>> BEGIN Material supplied
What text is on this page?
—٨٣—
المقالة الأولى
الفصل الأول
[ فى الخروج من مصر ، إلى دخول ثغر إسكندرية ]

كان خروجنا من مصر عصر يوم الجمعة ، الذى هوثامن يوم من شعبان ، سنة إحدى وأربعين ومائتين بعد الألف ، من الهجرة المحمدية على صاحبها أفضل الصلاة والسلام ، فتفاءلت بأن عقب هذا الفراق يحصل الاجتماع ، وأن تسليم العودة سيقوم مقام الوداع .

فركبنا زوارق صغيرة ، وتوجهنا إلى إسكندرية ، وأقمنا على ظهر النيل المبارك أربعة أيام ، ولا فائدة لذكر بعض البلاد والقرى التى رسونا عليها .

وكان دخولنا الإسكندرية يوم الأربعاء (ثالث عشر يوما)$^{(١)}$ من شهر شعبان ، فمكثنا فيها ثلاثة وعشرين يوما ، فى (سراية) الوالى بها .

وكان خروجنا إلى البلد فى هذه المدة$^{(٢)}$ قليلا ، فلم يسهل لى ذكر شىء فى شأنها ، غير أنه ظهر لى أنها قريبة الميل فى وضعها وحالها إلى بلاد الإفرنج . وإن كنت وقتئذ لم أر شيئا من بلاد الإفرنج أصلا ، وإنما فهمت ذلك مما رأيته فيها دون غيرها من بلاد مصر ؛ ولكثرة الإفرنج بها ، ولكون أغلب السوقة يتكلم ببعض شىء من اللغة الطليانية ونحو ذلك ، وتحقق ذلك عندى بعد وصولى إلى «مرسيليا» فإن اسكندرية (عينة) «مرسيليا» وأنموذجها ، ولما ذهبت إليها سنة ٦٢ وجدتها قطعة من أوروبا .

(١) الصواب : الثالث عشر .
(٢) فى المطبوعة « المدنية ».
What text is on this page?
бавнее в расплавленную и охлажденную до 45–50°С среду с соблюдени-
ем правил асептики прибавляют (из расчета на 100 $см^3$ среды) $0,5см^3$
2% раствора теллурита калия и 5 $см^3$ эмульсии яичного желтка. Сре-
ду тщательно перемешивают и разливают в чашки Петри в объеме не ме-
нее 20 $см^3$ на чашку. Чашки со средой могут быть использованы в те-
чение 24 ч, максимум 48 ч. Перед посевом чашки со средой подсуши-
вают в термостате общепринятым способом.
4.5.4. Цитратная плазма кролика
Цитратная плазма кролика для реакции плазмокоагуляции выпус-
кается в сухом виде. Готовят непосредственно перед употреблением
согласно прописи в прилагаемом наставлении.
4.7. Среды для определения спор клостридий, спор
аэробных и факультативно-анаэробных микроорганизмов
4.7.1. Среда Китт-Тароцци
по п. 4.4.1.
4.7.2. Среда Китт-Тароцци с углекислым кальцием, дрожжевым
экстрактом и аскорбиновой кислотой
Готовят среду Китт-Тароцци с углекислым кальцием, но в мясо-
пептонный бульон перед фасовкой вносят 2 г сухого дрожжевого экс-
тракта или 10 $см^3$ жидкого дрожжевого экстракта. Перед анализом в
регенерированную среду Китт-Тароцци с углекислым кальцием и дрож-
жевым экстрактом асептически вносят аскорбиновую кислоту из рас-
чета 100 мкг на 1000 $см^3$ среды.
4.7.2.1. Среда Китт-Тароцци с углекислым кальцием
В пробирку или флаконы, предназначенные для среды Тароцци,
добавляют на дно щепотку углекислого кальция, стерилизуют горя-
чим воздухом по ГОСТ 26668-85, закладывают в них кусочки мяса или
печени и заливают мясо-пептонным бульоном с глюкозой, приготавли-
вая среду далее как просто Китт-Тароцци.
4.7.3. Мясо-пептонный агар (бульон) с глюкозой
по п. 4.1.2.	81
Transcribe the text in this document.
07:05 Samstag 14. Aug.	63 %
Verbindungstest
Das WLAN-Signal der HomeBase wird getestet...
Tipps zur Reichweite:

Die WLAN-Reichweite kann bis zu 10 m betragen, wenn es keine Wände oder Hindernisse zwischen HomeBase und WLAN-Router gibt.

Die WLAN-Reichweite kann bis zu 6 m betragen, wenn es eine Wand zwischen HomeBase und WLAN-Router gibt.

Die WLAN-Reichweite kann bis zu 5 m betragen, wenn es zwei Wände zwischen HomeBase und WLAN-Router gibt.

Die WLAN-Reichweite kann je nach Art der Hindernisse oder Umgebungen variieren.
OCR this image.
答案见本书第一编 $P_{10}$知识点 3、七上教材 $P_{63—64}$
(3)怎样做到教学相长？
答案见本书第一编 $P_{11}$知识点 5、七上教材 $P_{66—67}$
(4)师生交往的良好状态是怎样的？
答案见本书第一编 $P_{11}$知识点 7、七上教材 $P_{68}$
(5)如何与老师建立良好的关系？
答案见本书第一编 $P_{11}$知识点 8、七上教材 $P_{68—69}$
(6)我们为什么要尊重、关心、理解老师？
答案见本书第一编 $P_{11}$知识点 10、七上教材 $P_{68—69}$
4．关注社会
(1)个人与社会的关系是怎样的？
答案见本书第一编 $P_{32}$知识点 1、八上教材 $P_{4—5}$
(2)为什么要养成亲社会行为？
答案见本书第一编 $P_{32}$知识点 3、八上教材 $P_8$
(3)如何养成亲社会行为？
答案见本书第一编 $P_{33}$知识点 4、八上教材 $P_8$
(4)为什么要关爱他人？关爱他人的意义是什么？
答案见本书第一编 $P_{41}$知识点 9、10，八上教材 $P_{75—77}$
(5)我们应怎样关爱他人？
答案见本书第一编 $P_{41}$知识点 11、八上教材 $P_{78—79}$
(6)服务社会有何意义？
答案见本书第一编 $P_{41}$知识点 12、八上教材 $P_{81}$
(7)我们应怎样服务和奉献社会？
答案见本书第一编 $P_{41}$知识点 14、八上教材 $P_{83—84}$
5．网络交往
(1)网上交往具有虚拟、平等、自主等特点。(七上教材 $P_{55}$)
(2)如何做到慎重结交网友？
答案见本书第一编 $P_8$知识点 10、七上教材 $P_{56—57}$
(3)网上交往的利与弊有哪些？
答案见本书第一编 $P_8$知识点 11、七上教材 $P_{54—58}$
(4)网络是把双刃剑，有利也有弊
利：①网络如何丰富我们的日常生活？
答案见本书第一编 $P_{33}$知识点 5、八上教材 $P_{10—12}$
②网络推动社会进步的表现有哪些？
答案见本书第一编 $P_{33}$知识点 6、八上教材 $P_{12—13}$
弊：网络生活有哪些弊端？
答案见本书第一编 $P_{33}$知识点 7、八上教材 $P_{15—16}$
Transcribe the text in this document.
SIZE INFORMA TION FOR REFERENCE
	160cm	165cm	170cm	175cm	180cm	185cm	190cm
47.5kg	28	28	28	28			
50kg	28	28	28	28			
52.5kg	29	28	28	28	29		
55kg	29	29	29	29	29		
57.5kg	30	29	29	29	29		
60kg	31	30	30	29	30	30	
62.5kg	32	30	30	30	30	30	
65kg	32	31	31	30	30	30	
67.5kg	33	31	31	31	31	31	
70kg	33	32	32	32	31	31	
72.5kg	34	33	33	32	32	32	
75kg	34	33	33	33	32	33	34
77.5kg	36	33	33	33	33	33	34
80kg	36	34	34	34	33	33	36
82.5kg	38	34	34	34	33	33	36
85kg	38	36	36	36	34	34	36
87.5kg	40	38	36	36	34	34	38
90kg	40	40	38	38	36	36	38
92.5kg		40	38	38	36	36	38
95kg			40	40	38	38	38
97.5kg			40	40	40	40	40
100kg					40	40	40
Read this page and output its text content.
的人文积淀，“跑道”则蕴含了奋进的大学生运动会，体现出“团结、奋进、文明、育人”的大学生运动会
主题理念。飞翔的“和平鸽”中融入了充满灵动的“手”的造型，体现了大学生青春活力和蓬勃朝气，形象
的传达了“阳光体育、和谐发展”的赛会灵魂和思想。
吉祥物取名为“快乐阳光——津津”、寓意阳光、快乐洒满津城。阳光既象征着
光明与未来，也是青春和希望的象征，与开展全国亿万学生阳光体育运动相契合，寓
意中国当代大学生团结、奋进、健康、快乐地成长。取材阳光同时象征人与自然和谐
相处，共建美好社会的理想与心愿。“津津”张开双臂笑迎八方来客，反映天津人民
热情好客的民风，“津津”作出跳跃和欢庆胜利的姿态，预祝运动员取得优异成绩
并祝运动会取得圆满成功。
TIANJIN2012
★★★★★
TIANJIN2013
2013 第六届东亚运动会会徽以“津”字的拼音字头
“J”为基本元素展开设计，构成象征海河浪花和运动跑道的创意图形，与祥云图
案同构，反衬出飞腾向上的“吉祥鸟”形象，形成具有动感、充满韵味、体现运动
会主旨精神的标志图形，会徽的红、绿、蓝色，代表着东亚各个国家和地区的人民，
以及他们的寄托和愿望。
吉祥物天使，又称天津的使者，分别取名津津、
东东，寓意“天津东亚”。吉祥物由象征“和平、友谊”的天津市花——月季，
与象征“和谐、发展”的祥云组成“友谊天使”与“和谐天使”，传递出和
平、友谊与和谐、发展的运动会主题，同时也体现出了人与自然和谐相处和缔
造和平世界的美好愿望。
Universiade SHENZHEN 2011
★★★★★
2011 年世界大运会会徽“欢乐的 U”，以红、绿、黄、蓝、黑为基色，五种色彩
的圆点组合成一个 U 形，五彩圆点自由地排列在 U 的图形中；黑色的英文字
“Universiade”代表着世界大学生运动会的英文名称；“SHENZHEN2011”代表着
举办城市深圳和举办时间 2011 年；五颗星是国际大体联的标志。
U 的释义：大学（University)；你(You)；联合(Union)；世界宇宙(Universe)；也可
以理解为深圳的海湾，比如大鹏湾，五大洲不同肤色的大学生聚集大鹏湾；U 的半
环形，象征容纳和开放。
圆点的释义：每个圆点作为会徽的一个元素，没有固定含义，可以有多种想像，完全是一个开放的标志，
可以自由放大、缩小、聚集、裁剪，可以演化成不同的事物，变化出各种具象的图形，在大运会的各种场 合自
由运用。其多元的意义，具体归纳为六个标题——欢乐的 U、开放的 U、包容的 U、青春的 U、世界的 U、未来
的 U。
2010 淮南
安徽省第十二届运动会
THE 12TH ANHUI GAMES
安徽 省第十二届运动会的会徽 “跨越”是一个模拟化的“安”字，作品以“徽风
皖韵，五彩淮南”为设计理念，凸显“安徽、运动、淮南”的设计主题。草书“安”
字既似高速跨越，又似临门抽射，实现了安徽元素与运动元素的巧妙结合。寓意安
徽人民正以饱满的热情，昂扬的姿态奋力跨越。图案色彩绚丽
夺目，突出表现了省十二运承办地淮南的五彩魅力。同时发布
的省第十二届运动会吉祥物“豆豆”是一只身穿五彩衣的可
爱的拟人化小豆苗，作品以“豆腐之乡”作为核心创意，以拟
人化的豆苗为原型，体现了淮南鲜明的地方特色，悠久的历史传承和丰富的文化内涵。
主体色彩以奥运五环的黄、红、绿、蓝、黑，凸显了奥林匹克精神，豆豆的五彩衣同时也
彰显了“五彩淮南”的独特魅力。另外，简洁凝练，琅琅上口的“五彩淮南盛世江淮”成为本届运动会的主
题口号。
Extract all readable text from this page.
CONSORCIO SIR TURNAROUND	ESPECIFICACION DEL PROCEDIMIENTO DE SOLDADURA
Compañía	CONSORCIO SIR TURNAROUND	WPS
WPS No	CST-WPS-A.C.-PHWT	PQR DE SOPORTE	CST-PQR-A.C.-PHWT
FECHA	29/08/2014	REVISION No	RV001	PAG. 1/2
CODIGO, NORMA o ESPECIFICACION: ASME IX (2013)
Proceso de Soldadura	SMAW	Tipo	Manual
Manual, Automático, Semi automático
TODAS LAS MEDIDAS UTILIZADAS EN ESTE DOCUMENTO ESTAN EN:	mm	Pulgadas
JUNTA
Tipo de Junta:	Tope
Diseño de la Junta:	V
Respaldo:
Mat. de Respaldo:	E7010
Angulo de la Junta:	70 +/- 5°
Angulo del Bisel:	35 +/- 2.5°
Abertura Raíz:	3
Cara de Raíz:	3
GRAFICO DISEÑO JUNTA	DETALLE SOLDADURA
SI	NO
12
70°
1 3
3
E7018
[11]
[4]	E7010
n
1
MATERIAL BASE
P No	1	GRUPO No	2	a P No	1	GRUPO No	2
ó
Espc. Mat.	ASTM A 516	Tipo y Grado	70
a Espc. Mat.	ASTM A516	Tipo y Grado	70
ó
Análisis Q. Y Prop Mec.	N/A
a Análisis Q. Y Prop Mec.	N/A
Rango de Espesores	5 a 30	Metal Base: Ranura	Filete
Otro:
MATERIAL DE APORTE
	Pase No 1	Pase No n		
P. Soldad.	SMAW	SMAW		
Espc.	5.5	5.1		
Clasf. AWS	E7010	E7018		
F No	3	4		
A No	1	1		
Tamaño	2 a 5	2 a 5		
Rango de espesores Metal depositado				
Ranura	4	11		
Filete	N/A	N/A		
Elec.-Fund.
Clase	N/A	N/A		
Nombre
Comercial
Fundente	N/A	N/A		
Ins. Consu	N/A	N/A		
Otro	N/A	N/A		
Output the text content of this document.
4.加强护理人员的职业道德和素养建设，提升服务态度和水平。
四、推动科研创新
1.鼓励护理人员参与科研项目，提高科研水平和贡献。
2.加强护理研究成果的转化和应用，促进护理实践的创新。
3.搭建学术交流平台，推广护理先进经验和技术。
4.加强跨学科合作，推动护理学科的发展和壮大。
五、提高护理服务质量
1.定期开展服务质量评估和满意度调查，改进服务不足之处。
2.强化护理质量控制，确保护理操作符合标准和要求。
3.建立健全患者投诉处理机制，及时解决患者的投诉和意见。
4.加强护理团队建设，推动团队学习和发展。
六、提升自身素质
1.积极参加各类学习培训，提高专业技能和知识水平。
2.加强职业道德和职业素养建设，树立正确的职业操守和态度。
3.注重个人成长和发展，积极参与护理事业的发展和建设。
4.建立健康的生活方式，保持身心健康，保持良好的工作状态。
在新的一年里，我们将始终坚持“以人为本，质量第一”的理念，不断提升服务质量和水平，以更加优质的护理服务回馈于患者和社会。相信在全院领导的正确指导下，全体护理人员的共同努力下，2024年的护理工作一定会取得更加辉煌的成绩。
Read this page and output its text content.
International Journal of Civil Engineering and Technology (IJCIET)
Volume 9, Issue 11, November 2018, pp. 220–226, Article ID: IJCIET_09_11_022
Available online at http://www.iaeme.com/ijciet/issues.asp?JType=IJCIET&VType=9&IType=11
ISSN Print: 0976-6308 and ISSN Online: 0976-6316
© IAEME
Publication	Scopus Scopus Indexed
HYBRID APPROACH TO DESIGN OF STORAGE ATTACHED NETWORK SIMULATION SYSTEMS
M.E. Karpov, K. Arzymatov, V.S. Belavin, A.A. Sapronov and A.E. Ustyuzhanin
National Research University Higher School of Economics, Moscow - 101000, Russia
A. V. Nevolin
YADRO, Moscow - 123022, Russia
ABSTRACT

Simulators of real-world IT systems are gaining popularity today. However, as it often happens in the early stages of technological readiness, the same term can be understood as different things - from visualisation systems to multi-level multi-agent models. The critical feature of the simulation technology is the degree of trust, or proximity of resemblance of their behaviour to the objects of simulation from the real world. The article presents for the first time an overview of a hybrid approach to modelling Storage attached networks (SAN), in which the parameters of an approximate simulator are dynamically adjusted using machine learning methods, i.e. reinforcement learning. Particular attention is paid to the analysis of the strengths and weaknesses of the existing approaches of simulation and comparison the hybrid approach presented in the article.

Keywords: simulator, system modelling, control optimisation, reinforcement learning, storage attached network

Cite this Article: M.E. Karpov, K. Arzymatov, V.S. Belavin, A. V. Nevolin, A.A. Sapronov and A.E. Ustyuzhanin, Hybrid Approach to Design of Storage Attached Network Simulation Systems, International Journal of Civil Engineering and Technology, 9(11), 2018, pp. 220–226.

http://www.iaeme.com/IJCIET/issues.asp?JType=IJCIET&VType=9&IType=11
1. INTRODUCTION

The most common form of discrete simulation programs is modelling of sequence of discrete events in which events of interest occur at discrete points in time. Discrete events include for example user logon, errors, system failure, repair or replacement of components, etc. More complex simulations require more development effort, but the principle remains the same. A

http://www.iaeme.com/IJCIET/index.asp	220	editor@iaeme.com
>> END Material supplied
◆ Task ◆
Keep only those lines of the records that hold "ASTM", and return them.

◆ Complete answer ◆
Espc. Mat.	ASTM A 516	Tipo y Grado	70
a Espc. Mat.	ASTM A516	Tipo y Grado	70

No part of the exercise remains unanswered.